■ **DATA SECTION**:
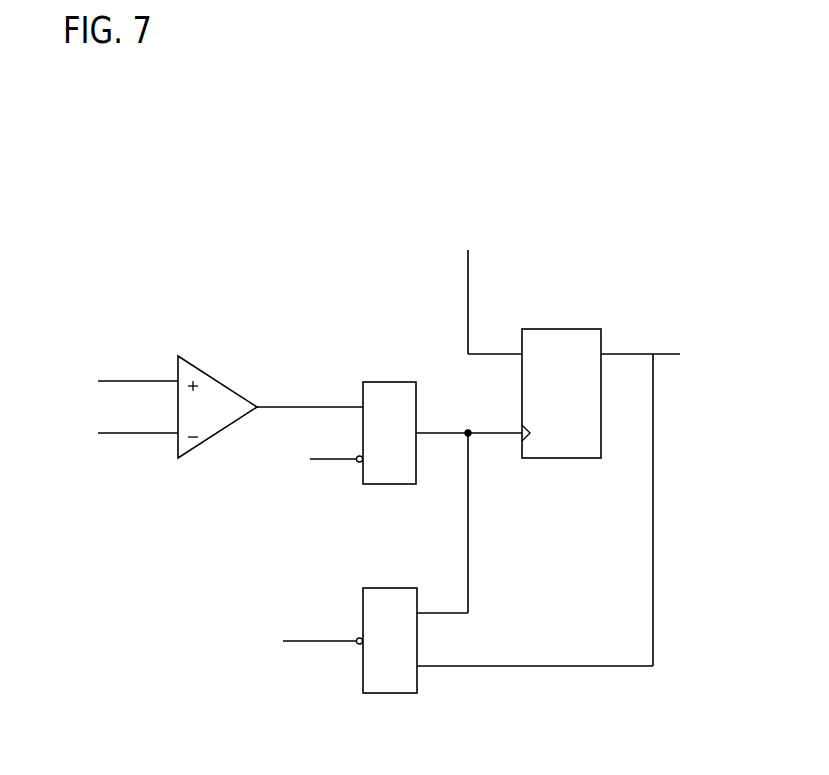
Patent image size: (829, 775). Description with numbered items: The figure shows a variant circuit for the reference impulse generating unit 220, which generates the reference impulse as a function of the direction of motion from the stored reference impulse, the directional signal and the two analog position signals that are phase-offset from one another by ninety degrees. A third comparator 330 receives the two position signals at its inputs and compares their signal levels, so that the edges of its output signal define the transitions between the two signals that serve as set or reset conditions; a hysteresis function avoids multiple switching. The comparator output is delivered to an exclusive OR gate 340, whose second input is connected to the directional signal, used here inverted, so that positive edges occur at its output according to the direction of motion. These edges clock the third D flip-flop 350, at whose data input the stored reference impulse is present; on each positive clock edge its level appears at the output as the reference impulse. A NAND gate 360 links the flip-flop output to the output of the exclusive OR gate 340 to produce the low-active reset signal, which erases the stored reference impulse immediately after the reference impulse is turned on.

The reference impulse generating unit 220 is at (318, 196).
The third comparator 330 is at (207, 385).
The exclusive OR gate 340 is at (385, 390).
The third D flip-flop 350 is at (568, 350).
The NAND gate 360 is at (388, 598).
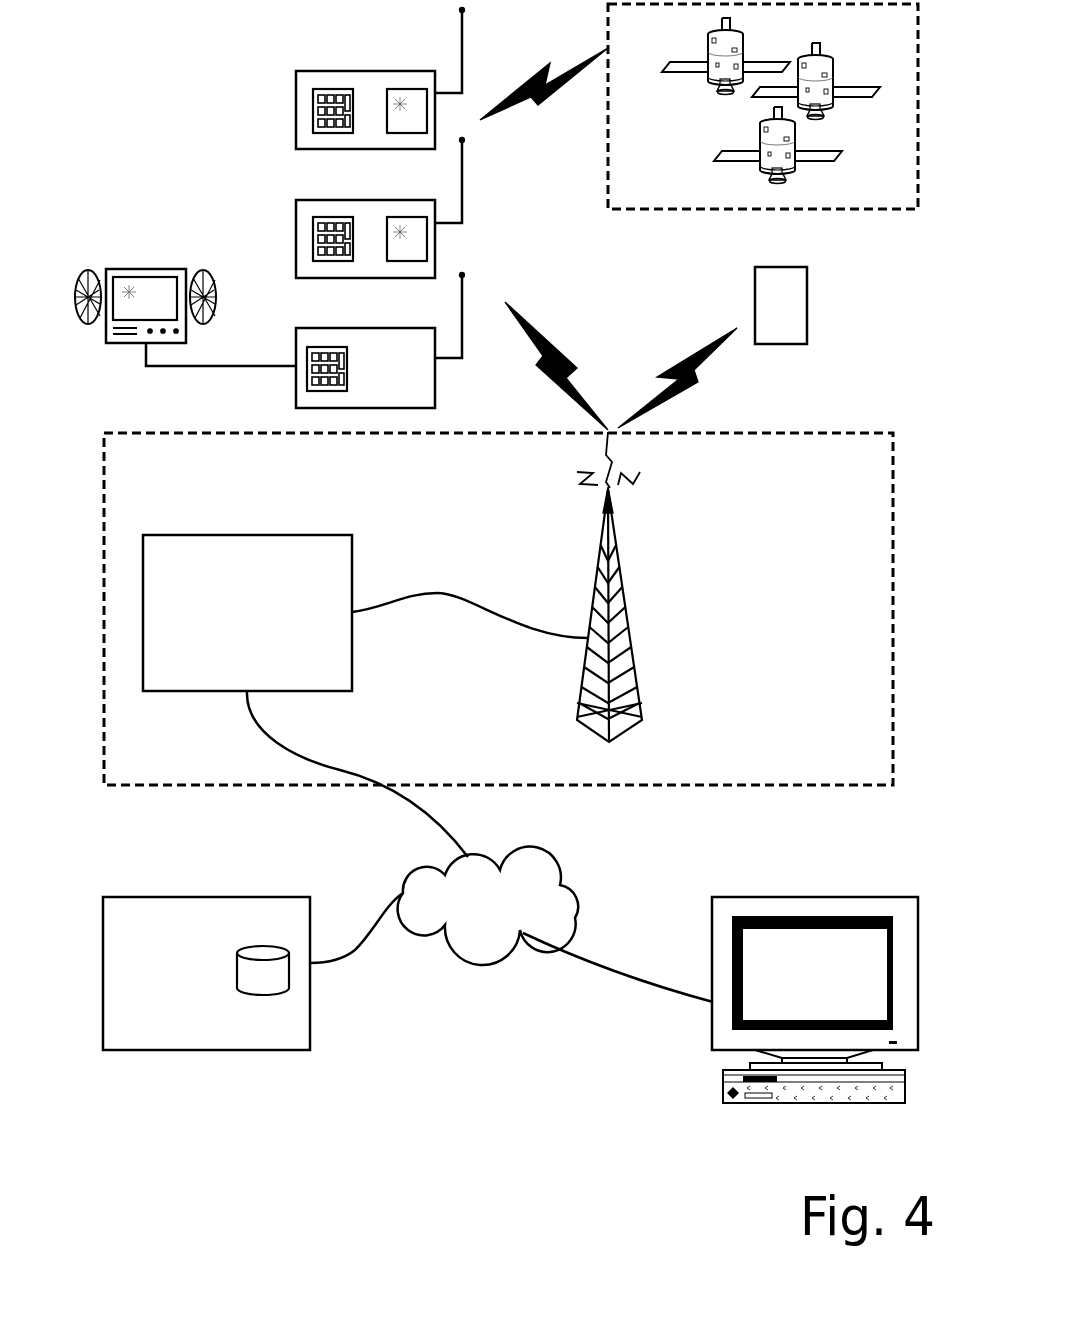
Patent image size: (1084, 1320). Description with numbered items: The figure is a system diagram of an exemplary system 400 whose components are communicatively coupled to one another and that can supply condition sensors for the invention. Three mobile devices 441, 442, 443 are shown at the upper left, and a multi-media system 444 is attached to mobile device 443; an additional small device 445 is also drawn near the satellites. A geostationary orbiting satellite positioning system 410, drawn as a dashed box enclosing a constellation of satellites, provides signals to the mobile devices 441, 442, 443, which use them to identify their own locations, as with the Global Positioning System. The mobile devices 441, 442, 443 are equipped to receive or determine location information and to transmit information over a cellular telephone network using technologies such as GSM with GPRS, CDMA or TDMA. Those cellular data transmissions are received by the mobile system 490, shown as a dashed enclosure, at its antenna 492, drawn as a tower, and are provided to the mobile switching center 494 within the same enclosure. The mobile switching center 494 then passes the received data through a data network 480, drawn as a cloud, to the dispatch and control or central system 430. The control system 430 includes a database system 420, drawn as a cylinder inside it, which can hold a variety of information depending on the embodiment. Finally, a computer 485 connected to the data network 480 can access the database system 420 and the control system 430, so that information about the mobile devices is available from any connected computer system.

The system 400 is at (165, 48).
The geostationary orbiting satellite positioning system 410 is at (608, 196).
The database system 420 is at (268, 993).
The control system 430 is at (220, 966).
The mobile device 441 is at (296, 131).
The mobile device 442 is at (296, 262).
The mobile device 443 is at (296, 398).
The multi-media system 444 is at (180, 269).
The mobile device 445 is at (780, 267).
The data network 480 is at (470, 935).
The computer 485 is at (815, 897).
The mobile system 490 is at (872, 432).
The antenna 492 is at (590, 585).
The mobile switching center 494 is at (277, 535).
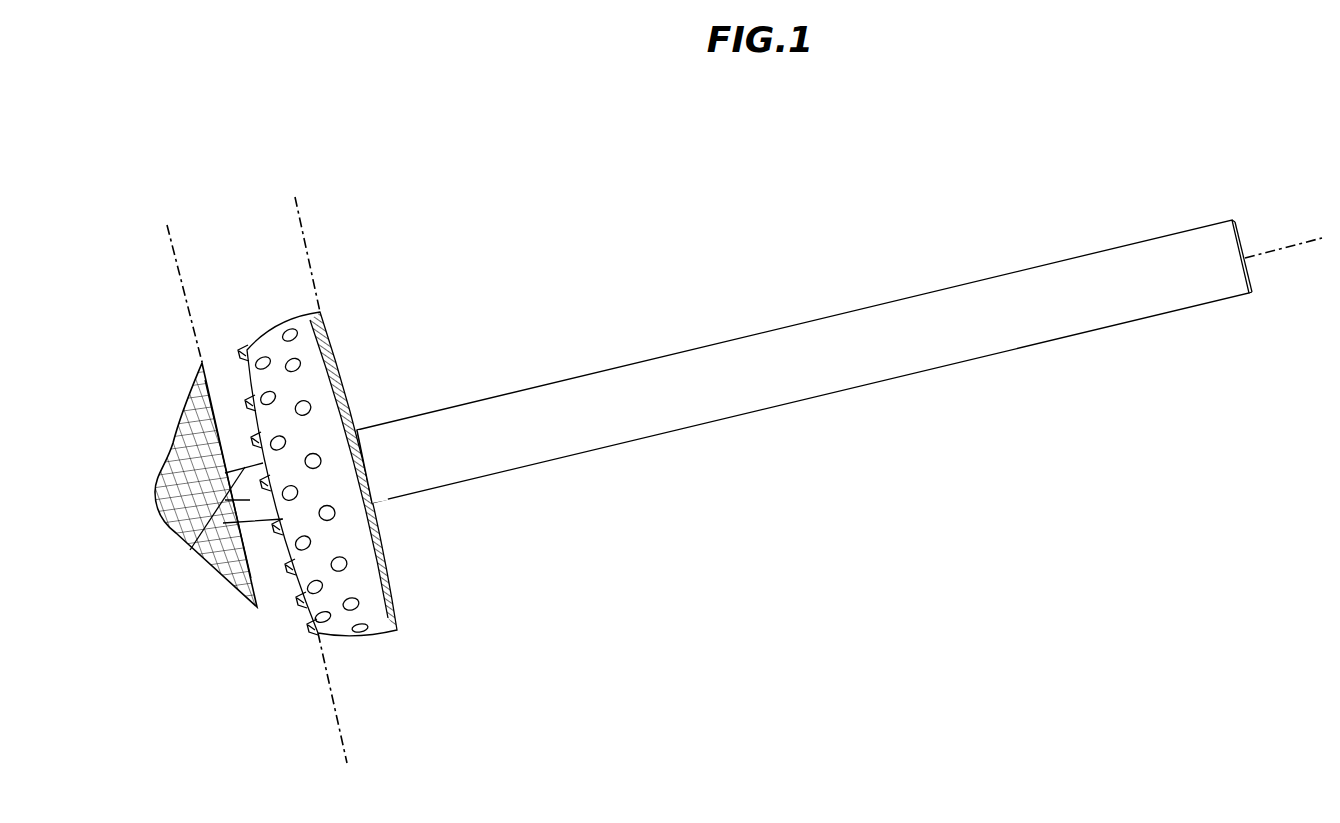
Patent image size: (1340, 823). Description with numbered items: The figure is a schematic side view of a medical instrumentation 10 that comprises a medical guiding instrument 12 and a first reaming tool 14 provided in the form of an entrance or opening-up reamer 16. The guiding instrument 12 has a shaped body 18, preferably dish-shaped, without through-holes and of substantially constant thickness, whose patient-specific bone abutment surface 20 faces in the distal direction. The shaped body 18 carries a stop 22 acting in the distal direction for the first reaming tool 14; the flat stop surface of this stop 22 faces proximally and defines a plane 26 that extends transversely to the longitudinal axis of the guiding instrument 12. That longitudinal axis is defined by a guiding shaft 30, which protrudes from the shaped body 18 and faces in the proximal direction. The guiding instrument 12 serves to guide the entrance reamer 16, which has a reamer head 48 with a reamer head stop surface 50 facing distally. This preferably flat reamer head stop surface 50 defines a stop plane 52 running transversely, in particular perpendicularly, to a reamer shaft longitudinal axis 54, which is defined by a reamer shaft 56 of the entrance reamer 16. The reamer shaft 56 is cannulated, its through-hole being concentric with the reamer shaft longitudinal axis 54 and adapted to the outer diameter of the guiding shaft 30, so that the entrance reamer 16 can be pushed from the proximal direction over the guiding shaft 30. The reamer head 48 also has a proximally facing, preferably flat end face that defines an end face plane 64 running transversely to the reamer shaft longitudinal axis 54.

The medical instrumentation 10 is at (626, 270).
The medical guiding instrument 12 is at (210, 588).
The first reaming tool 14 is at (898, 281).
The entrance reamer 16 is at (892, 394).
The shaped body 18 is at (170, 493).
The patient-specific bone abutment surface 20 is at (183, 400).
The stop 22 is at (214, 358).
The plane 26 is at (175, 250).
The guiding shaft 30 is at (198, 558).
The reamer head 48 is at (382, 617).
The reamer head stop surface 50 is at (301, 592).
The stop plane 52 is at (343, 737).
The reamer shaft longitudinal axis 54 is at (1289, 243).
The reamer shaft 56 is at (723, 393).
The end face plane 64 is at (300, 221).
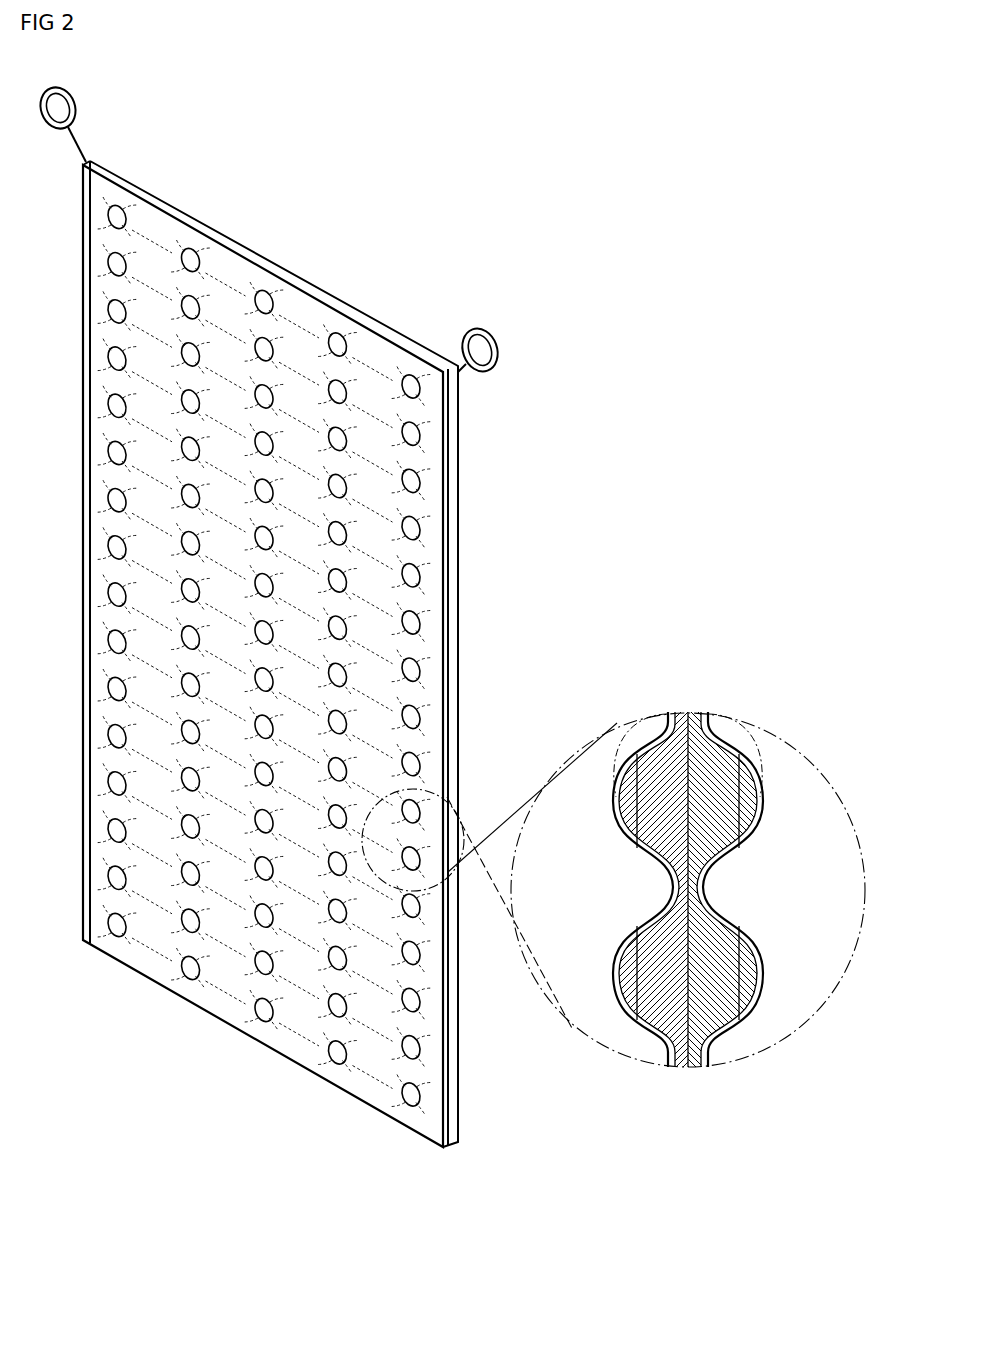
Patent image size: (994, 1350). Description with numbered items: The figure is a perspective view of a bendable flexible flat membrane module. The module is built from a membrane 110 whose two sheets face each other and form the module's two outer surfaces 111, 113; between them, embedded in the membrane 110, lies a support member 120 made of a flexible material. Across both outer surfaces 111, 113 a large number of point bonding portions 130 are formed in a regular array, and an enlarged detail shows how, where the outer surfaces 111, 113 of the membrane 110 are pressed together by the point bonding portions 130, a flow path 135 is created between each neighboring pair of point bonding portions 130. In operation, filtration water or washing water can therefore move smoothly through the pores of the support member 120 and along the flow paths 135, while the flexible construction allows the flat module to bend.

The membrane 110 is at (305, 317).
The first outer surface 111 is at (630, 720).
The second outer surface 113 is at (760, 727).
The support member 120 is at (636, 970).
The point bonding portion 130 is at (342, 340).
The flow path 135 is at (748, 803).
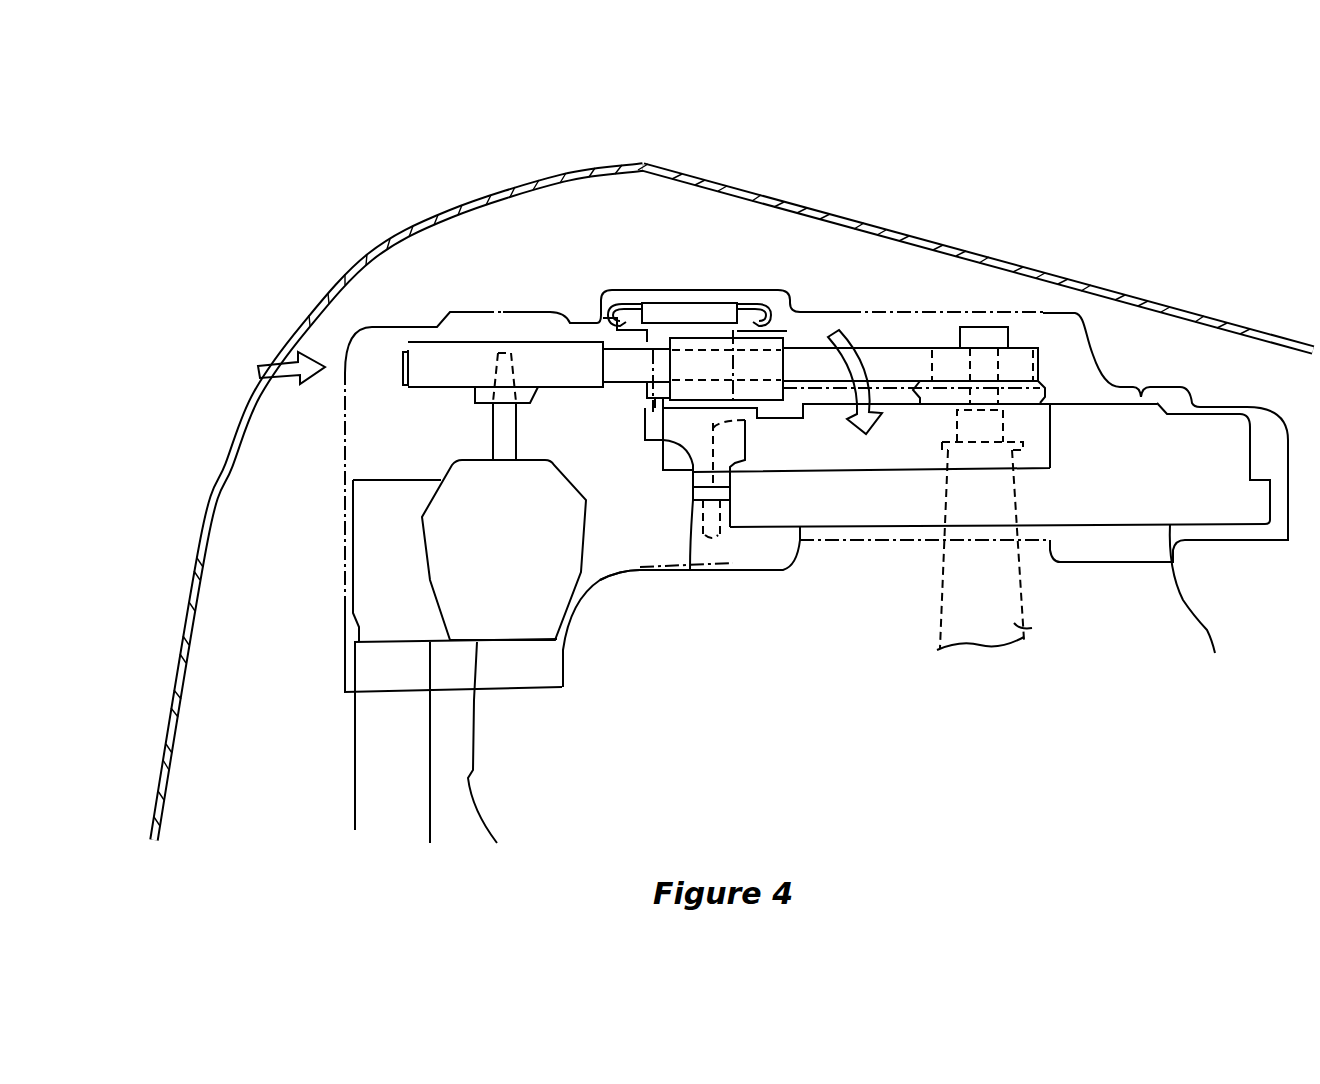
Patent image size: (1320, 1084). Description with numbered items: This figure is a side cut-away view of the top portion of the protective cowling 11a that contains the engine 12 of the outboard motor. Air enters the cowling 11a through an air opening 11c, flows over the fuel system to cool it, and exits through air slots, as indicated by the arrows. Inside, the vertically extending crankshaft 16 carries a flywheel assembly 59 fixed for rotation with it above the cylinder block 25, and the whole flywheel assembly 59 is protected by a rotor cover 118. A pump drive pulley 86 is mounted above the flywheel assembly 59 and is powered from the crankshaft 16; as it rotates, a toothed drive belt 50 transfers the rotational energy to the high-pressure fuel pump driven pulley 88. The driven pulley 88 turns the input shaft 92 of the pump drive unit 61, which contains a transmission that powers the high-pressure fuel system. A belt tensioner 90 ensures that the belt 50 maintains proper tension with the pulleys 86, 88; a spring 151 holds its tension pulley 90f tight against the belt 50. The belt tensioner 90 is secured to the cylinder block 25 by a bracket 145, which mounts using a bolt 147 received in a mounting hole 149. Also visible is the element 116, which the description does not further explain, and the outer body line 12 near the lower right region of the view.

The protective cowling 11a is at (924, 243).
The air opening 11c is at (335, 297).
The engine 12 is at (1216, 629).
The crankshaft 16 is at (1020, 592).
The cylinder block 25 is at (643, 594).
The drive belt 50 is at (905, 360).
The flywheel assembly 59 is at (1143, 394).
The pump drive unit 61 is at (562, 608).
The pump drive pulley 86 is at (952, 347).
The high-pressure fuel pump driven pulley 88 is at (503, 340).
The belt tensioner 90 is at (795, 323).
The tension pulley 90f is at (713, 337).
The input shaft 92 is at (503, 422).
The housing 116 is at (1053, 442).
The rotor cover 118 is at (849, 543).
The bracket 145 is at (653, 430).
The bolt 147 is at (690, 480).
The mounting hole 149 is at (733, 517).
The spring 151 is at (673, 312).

■ **WORK TO BE COMPLETED**: Copy out the records from the line that contains "Patent image size: (994, 1350)." through the line that contains "The support member 120 is at (636, 970).", reproducing every line in that stretch exactly as it appears.

■ **WORKED ANSWER**:
Patent image size: (994, 1350). Description with numbered items: The figure is a perspective view of a bendable flexible flat membrane module. The module is built from a membrane 110 whose two sheets face each other and form the module's two outer surfaces 111, 113; between them, embedded in the membrane 110, lies a support member 120 made of a flexible material. Across both outer surfaces 111, 113 a large number of point bonding portions 130 are formed in a regular array, and an enlarged detail shows how, where the outer surfaces 111, 113 of the membrane 110 are pressed together by the point bonding portions 130, a flow path 135 is created between each neighboring pair of point bonding portions 130. In operation, filtration water or washing water can therefore move smoothly through the pores of the support member 120 and along the flow paths 135, while the flexible construction allows the flat module to bend.

The membrane 110 is at (305, 317).
The first outer surface 111 is at (630, 720).
The second outer surface 113 is at (760, 727).
The support member 120 is at (636, 970).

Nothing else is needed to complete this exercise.